### EXERCISE MATERIALS ###

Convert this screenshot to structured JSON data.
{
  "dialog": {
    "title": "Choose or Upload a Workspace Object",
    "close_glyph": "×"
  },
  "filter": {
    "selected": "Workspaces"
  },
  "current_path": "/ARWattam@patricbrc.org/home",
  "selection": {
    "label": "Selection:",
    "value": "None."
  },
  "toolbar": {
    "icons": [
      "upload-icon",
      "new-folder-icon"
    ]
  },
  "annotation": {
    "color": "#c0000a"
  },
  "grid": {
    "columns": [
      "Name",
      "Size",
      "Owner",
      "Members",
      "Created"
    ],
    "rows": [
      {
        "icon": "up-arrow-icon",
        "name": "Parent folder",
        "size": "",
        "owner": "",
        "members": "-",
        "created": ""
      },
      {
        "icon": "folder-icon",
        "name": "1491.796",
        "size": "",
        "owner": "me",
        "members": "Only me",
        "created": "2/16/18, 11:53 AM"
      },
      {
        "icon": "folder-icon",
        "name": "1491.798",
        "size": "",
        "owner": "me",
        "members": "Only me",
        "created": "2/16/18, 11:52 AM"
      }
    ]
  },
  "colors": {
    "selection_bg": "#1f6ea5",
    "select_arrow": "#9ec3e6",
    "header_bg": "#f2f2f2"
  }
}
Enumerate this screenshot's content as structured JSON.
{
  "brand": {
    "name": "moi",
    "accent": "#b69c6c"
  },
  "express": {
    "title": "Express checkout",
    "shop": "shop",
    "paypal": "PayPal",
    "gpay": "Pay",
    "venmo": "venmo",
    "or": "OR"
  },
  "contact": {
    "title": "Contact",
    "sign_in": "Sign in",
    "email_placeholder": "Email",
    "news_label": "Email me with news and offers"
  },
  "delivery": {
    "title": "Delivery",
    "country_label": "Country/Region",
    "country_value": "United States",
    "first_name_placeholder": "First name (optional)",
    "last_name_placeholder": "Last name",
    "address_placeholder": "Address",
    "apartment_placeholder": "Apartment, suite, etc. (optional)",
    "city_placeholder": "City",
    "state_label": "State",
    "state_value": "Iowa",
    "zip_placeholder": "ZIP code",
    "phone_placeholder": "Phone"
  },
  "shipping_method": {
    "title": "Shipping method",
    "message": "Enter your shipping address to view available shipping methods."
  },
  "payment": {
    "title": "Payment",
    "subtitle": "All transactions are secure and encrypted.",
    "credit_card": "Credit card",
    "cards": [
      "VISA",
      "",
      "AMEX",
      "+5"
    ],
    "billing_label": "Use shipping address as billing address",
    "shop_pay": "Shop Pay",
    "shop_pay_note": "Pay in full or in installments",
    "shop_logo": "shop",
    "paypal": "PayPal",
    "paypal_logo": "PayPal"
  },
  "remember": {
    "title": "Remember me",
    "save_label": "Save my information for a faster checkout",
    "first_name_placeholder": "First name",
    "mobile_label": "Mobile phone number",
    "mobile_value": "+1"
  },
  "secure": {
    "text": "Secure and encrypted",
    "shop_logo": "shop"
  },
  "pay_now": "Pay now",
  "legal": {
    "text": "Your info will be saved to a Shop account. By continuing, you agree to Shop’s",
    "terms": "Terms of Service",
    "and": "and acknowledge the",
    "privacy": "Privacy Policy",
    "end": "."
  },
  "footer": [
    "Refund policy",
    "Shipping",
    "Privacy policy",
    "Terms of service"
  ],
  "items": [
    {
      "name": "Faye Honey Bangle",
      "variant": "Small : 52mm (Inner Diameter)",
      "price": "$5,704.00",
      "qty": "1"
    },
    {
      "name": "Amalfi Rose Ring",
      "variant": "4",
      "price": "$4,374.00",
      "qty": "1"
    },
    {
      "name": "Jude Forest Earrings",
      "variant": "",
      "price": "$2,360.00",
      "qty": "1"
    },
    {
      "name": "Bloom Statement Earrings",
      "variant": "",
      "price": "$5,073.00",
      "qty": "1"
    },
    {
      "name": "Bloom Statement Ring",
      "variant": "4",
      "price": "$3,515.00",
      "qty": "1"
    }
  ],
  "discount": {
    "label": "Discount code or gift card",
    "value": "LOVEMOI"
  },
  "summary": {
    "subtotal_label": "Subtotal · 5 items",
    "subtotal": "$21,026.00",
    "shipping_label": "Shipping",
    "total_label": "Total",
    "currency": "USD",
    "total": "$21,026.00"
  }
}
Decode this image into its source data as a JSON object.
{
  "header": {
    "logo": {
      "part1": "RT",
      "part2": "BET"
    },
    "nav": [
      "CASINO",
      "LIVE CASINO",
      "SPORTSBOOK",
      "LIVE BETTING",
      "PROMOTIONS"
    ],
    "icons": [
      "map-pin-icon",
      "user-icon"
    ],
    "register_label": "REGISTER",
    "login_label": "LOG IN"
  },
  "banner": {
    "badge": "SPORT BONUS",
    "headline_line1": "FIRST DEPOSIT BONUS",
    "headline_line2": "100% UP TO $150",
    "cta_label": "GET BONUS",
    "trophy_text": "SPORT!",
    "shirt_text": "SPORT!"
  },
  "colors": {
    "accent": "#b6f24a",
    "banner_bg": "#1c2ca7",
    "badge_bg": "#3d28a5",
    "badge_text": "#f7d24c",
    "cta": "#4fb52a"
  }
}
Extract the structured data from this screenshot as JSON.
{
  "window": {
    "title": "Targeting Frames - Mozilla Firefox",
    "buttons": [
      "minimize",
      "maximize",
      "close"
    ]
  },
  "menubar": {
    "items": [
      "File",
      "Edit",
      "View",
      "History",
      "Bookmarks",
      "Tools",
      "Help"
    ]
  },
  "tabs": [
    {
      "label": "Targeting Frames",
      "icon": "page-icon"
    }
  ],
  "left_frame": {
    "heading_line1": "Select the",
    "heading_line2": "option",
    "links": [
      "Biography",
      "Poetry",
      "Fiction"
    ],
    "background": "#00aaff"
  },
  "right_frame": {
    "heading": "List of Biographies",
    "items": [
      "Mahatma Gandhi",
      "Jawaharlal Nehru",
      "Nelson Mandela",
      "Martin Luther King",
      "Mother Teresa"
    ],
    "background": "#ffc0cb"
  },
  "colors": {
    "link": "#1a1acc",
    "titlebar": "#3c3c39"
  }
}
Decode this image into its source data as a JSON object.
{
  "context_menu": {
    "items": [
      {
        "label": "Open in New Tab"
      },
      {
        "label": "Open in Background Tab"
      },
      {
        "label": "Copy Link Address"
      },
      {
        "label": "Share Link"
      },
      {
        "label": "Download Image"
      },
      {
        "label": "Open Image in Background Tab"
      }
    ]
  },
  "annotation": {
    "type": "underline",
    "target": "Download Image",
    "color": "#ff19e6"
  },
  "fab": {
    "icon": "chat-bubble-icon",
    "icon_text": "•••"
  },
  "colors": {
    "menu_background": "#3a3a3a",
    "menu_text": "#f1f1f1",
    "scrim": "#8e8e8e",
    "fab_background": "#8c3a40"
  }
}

###

__INSTRUCTIONS FOR THE TASK__: Send back every record, precisely as written.

__COMPLETE OUTPUT__:
Convert this screenshot to structured JSON data.
{
  "dialog": {
    "title": "Choose or Upload a Workspace Object",
    "close_glyph": "×"
  },
  "filter": {
    "selected": "Workspaces"
  },
  "current_path": "/ARWattam@patricbrc.org/home",
  "selection": {
    "label": "Selection:",
    "value": "None."
  },
  "toolbar": {
    "icons": [
      "upload-icon",
      "new-folder-icon"
    ]
  },
  "annotation": {
    "color": "#c0000a"
  },
  "grid": {
    "columns": [
      "Name",
      "Size",
      "Owner",
      "Members",
      "Created"
    ],
    "rows": [
      {
        "icon": "up-arrow-icon",
        "name": "Parent folder",
        "size": "",
        "owner": "",
        "members": "-",
        "created": ""
      },
      {
        "icon": "folder-icon",
        "name": "1491.796",
        "size": "",
        "owner": "me",
        "members": "Only me",
        "created": "2/16/18, 11:53 AM"
      },
      {
        "icon": "folder-icon",
        "name": "1491.798",
        "size": "",
        "owner": "me",
        "members": "Only me",
        "created": "2/16/18, 11:52 AM"
      }
    ]
  },
  "colors": {
    "selection_bg": "#1f6ea5",
    "select_arrow": "#9ec3e6",
    "header_bg": "#f2f2f2"
  }
}
Enumerate this screenshot's content as structured JSON.
{
  "brand": {
    "name": "moi",
    "accent": "#b69c6c"
  },
  "express": {
    "title": "Express checkout",
    "shop": "shop",
    "paypal": "PayPal",
    "gpay": "Pay",
    "venmo": "venmo",
    "or": "OR"
  },
  "contact": {
    "title": "Contact",
    "sign_in": "Sign in",
    "email_placeholder": "Email",
    "news_label": "Email me with news and offers"
  },
  "delivery": {
    "title": "Delivery",
    "country_label": "Country/Region",
    "country_value": "United States",
    "first_name_placeholder": "First name (optional)",
    "last_name_placeholder": "Last name",
    "address_placeholder": "Address",
    "apartment_placeholder": "Apartment, suite, etc. (optional)",
    "city_placeholder": "City",
    "state_label": "State",
    "state_value": "Iowa",
    "zip_placeholder": "ZIP code",
    "phone_placeholder": "Phone"
  },
  "shipping_method": {
    "title": "Shipping method",
    "message": "Enter your shipping address to view available shipping methods."
  },
  "payment": {
    "title": "Payment",
    "subtitle": "All transactions are secure and encrypted.",
    "credit_card": "Credit card",
    "cards": [
      "VISA",
      "",
      "AMEX",
      "+5"
    ],
    "billing_label": "Use shipping address as billing address",
    "shop_pay": "Shop Pay",
    "shop_pay_note": "Pay in full or in installments",
    "shop_logo": "shop",
    "paypal": "PayPal",
    "paypal_logo": "PayPal"
  },
  "remember": {
    "title": "Remember me",
    "save_label": "Save my information for a faster checkout",
    "first_name_placeholder": "First name",
    "mobile_label": "Mobile phone number",
    "mobile_value": "+1"
  },
  "secure": {
    "text": "Secure and encrypted",
    "shop_logo": "shop"
  },
  "pay_now": "Pay now",
  "legal": {
    "text": "Your info will be saved to a Shop account. By continuing, you agree to Shop’s",
    "terms": "Terms of Service",
    "and": "and acknowledge the",
    "privacy": "Privacy Policy",
    "end": "."
  },
  "footer": [
    "Refund policy",
    "Shipping",
    "Privacy policy",
    "Terms of service"
  ],
  "items": [
    {
      "name": "Faye Honey Bangle",
      "variant": "Small : 52mm (Inner Diameter)",
      "price": "$5,704.00",
      "qty": "1"
    },
    {
      "name": "Amalfi Rose Ring",
      "variant": "4",
      "price": "$4,374.00",
      "qty": "1"
    },
    {
      "name": "Jude Forest Earrings",
      "variant": "",
      "price": "$2,360.00",
      "qty": "1"
    },
    {
      "name": "Bloom Statement Earrings",
      "variant": "",
      "price": "$5,073.00",
      "qty": "1"
    },
    {
      "name": "Bloom Statement Ring",
      "variant": "4",
      "price": "$3,515.00",
      "qty": "1"
    }
  ],
  "discount": {
    "label": "Discount code or gift card",
    "value": "LOVEMOI"
  },
  "summary": {
    "subtotal_label": "Subtotal · 5 items",
    "subtotal": "$21,026.00",
    "shipping_label": "Shipping",
    "total_label": "Total",
    "currency": "USD",
    "total": "$21,026.00"
  }
}
Decode this image into its source data as a JSON object.
{
  "header": {
    "logo": {
      "part1": "RT",
      "part2": "BET"
    },
    "nav": [
      "CASINO",
      "LIVE CASINO",
      "SPORTSBOOK",
      "LIVE BETTING",
      "PROMOTIONS"
    ],
    "icons": [
      "map-pin-icon",
      "user-icon"
    ],
    "register_label": "REGISTER",
    "login_label": "LOG IN"
  },
  "banner": {
    "badge": "SPORT BONUS",
    "headline_line1": "FIRST DEPOSIT BONUS",
    "headline_line2": "100% UP TO $150",
    "cta_label": "GET BONUS",
    "trophy_text": "SPORT!",
    "shirt_text": "SPORT!"
  },
  "colors": {
    "accent": "#b6f24a",
    "banner_bg": "#1c2ca7",
    "badge_bg": "#3d28a5",
    "badge_text": "#f7d24c",
    "cta": "#4fb52a"
  }
}
Extract the structured data from this screenshot as JSON.
{
  "window": {
    "title": "Targeting Frames - Mozilla Firefox",
    "buttons": [
      "minimize",
      "maximize",
      "close"
    ]
  },
  "menubar": {
    "items": [
      "File",
      "Edit",
      "View",
      "History",
      "Bookmarks",
      "Tools",
      "Help"
    ]
  },
  "tabs": [
    {
      "label": "Targeting Frames",
      "icon": "page-icon"
    }
  ],
  "left_frame": {
    "heading_line1": "Select the",
    "heading_line2": "option",
    "links": [
      "Biography",
      "Poetry",
      "Fiction"
    ],
    "background": "#00aaff"
  },
  "right_frame": {
    "heading": "List of Biographies",
    "items": [
      "Mahatma Gandhi",
      "Jawaharlal Nehru",
      "Nelson Mandela",
      "Martin Luther King",
      "Mother Teresa"
    ],
    "background": "#ffc0cb"
  },
  "colors": {
    "link": "#1a1acc",
    "titlebar": "#3c3c39"
  }
}
Decode this image into its source data as a JSON object.
{
  "context_menu": {
    "items": [
      {
        "label": "Open in New Tab"
      },
      {
        "label": "Open in Background Tab"
      },
      {
        "label": "Copy Link Address"
      },
      {
        "label": "Share Link"
      },
      {
        "label": "Download Image"
      },
      {
        "label": "Open Image in Background Tab"
      }
    ]
  },
  "annotation": {
    "type": "underline",
    "target": "Download Image",
    "color": "#ff19e6"
  },
  "fab": {
    "icon": "chat-bubble-icon",
    "icon_text": "•••"
  },
  "colors": {
    "menu_background": "#3a3a3a",
    "menu_text": "#f1f1f1",
    "scrim": "#8e8e8e",
    "fab_background": "#8c3a40"
  }
}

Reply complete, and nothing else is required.